▶ **WHAT IS EXPECTED**
The entries below contain pictures. Retype everything except those pictures, exactly as given.

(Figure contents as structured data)
# # # # #

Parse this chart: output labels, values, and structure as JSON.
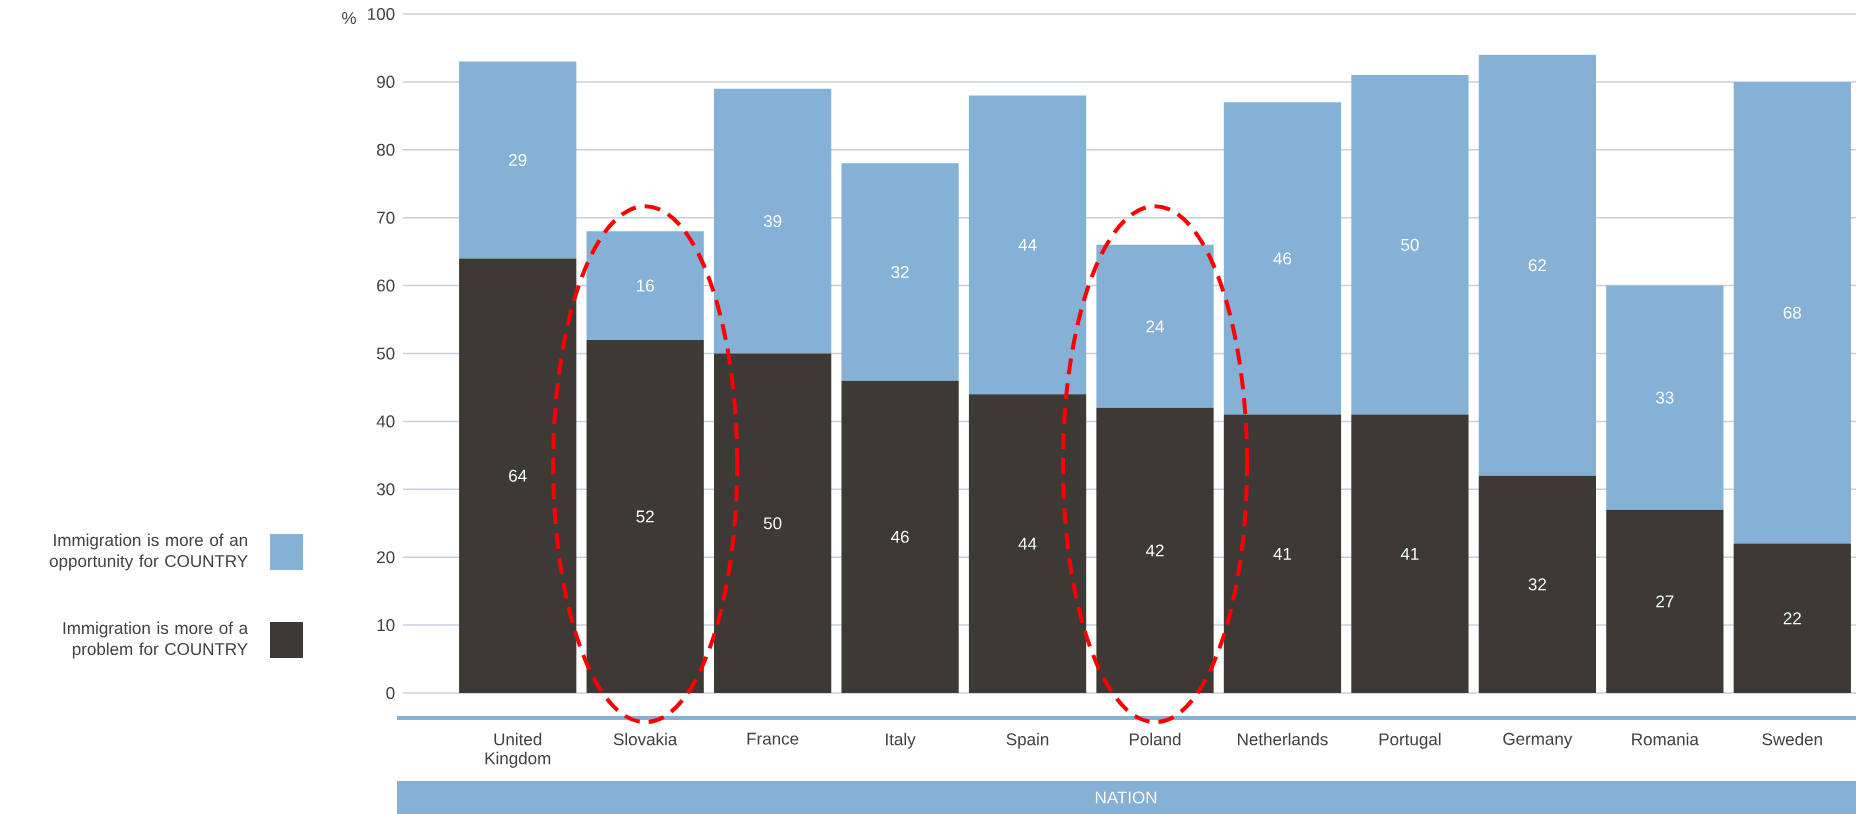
{
  "chart_data": {
    "type": "bar",
    "stacked": true,
    "ylabel": "%",
    "xlabel": "NATION",
    "categories": [
      "United Kingdom",
      "Slovakia",
      "France",
      "Italy",
      "Spain",
      "Poland",
      "Netherlands",
      "Portugal",
      "Germany",
      "Romania",
      "Sweden"
    ],
    "series": [
      {
        "name": "Immigration is more of a problem for COUNTRY",
        "color": "#3d3935",
        "values": [
          64,
          52,
          50,
          46,
          44,
          42,
          41,
          41,
          32,
          27,
          22
        ]
      },
      {
        "name": "Immigration is more of an opportunity for COUNTRY",
        "color": "#84b1d5",
        "values": [
          29,
          16,
          39,
          32,
          44,
          24,
          46,
          50,
          62,
          33,
          68
        ]
      }
    ],
    "ylim": [
      0,
      100
    ],
    "yticks": [
      0,
      10,
      20,
      30,
      40,
      50,
      60,
      70,
      80,
      90,
      100
    ],
    "grid": "y",
    "legend": "left",
    "data_labels": true
  }
}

# # # # #

▶ **WRITTEN RESPONSE**
Parse this chart: output labels, values, and structure as JSON.
{
  "chart_data": {
    "type": "bar",
    "stacked": true,
    "ylabel": "%",
    "xlabel": "NATION",
    "categories": [
      "United Kingdom",
      "Slovakia",
      "France",
      "Italy",
      "Spain",
      "Poland",
      "Netherlands",
      "Portugal",
      "Germany",
      "Romania",
      "Sweden"
    ],
    "series": [
      {
        "name": "Immigration is more of a problem for COUNTRY",
        "color": "#3d3935",
        "values": [
          64,
          52,
          50,
          46,
          44,
          42,
          41,
          41,
          32,
          27,
          22
        ]
      },
      {
        "name": "Immigration is more of an opportunity for COUNTRY",
        "color": "#84b1d5",
        "values": [
          29,
          16,
          39,
          32,
          44,
          24,
          46,
          50,
          62,
          33,
          68
        ]
      }
    ],
    "ylim": [
      0,
      100
    ],
    "yticks": [
      0,
      10,
      20,
      30,
      40,
      50,
      60,
      70,
      80,
      90,
      100
    ],
    "grid": "y",
    "legend": "left",
    "data_labels": true
  }
}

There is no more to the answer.